Count the lines containing "Access" in the entries underneath, and state that count without anything else.

========================

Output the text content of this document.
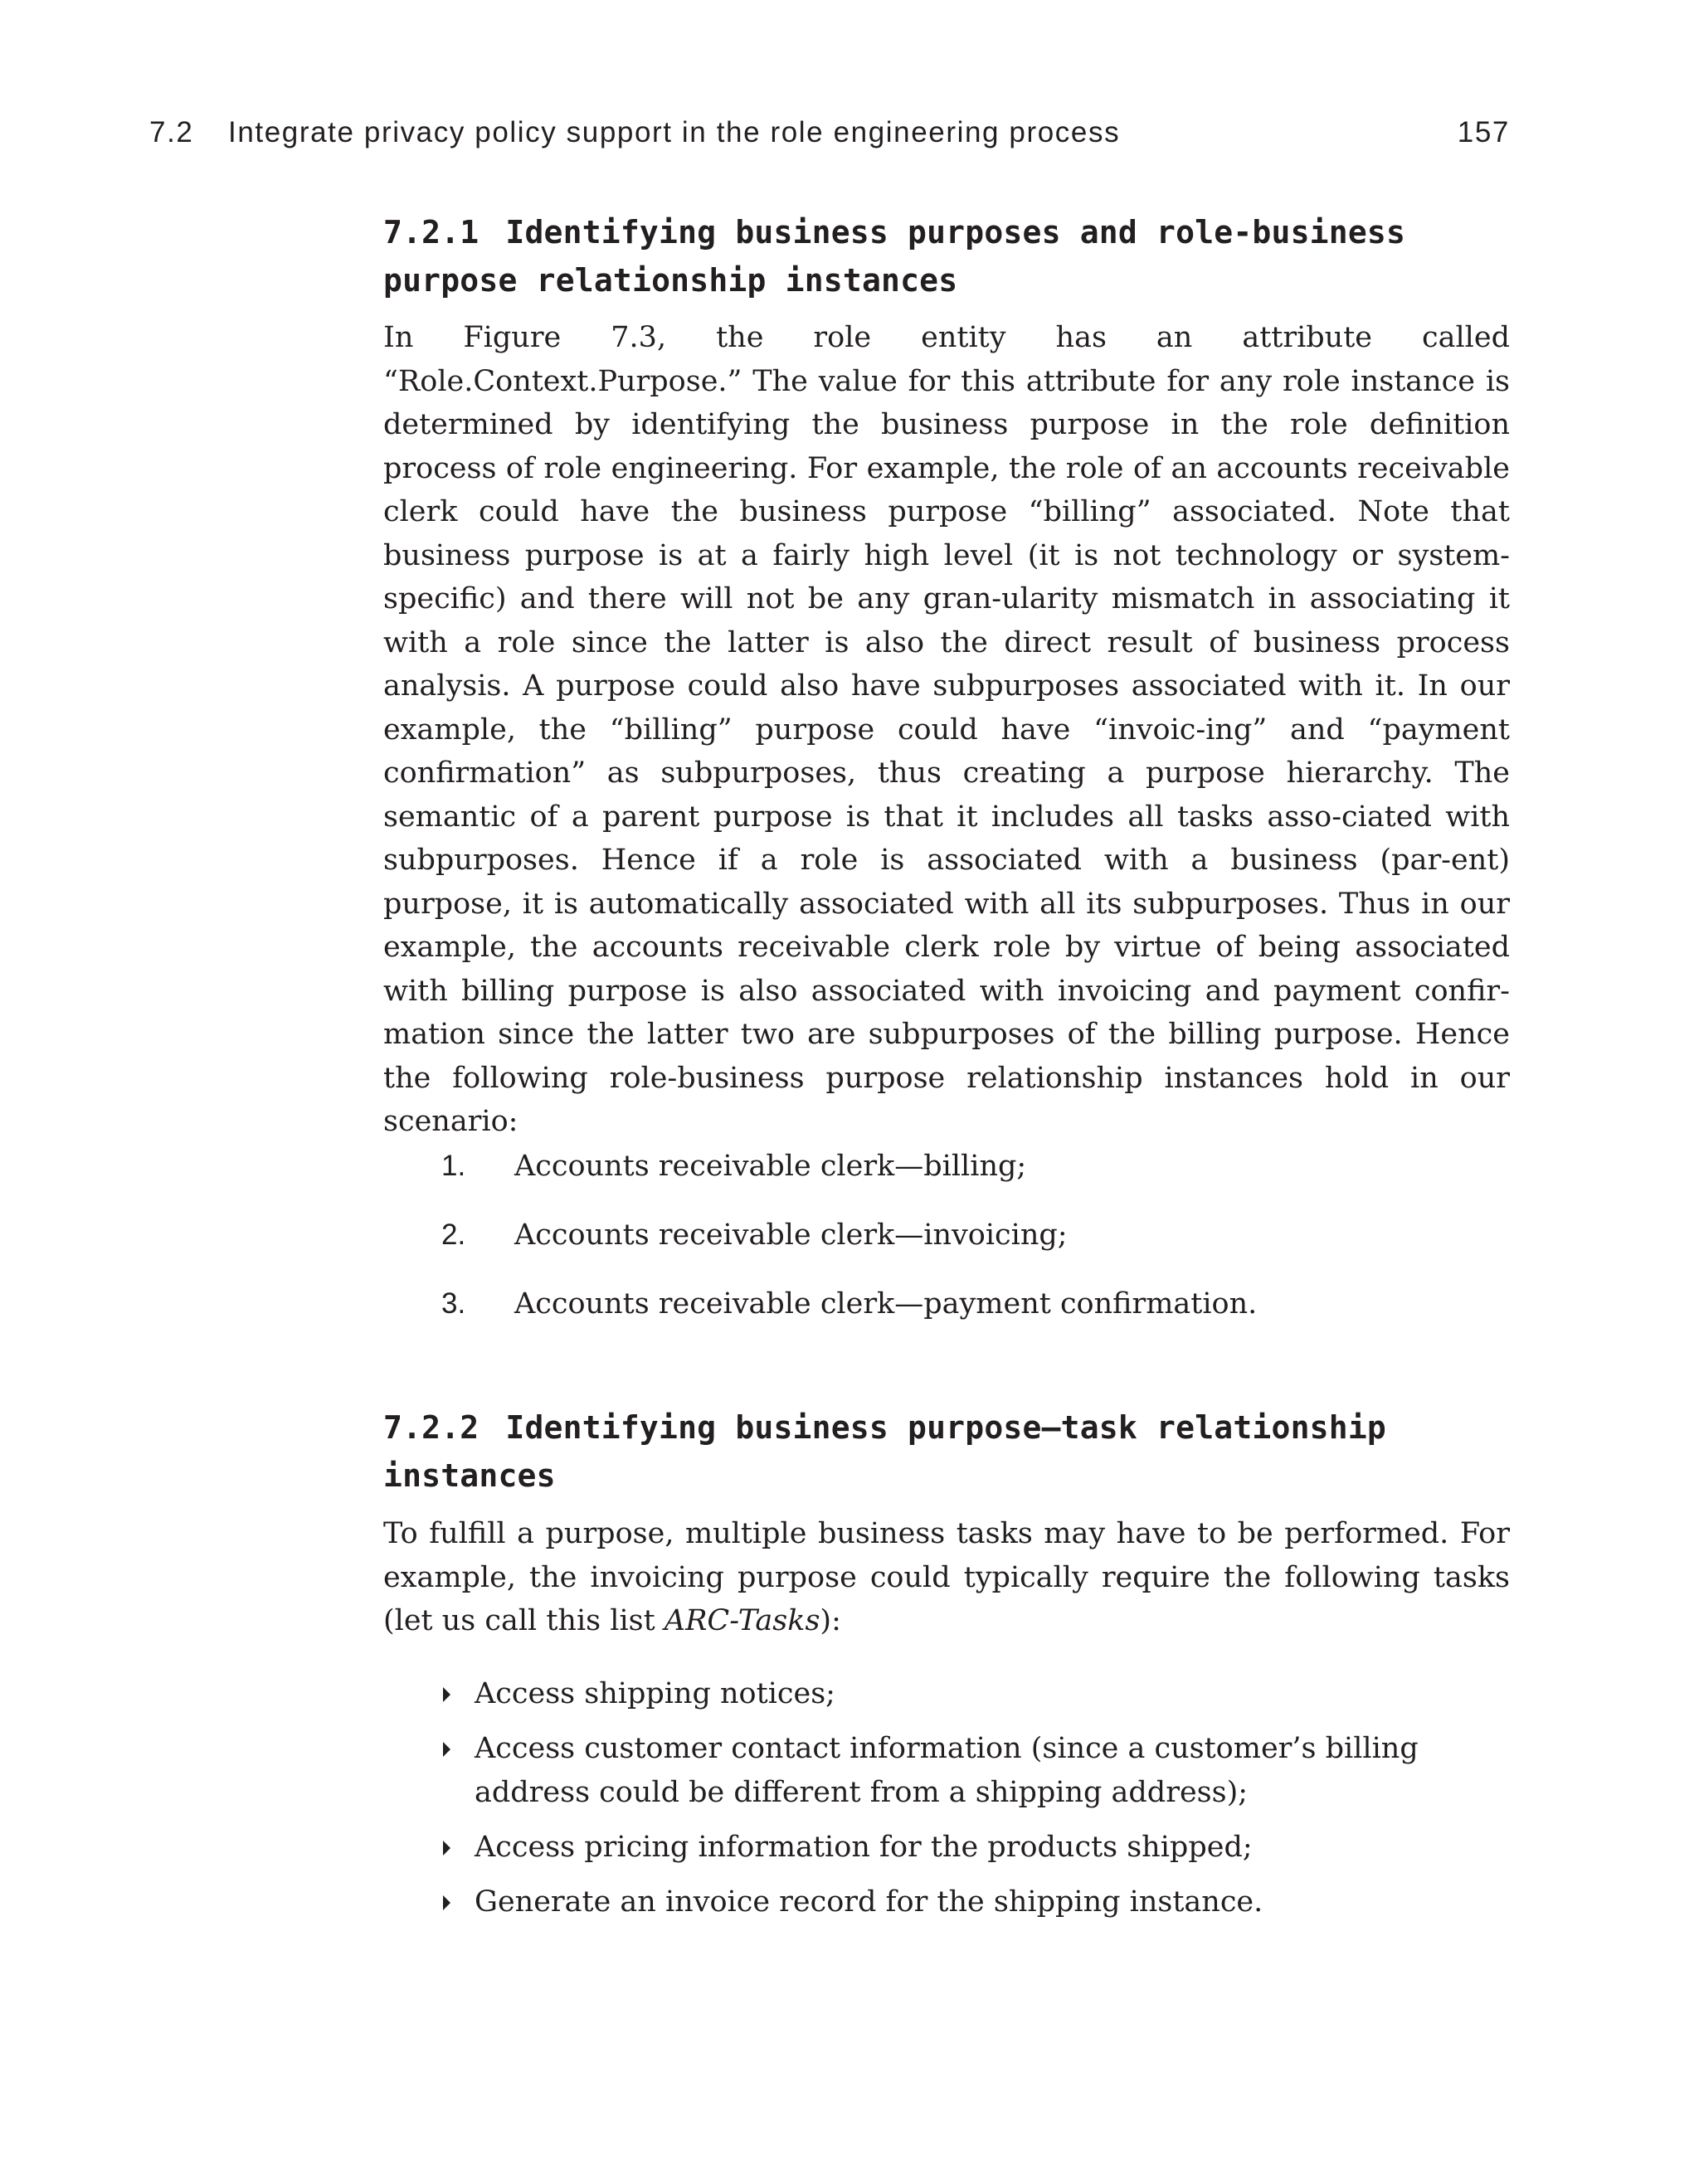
7.2 Integrate privacy policy support in the role engineering process	157

7.2.1 Identifying business purposes and role-business
purpose relationship instances

In Figure 7.3, the role entity has an attribute called “Role.Context.Purpose.” The value for this attribute for any role instance is determined by identifying the business purpose in the role definition process of role engineering. For example, the role of an accounts receivable clerk could have the business purpose “billing” associated. Note that business purpose is at a fairly high level (it is not technology or system-specific) and there will not be any gran-ularity mismatch in associating it with a role since the latter is also the direct result of business process analysis. A purpose could also have subpurposes associated with it. In our example, the “billing” purpose could have “invoic-ing” and “payment confirmation” as subpurposes, thus creating a purpose hierarchy. The semantic of a parent purpose is that it includes all tasks asso-ciated with subpurposes. Hence if a role is associated with a business (par-ent) purpose, it is automatically associated with all its subpurposes. Thus in our example, the accounts receivable clerk role by virtue of being associated with billing purpose is also associated with invoicing and payment confir-mation since the latter two are subpurposes of the billing purpose. Hence the following role-business purpose relationship instances hold in our scenario:

1. Accounts receivable clerk—billing;
2. Accounts receivable clerk—invoicing;
3. Accounts receivable clerk—payment confirmation.

7.2.2 Identifying business purpose–task relationship
instances

To fulfill a purpose, multiple business tasks may have to be performed. For example, the invoicing purpose could typically require the following tasks (let us call this list ARC-Tasks):

Access shipping notices;
Access customer contact information (since a customer’s billing address could be different from a shipping address);
Access pricing information for the products shipped;
Generate an invoice record for the shipping instance.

========================

WORKED ANSWER: 3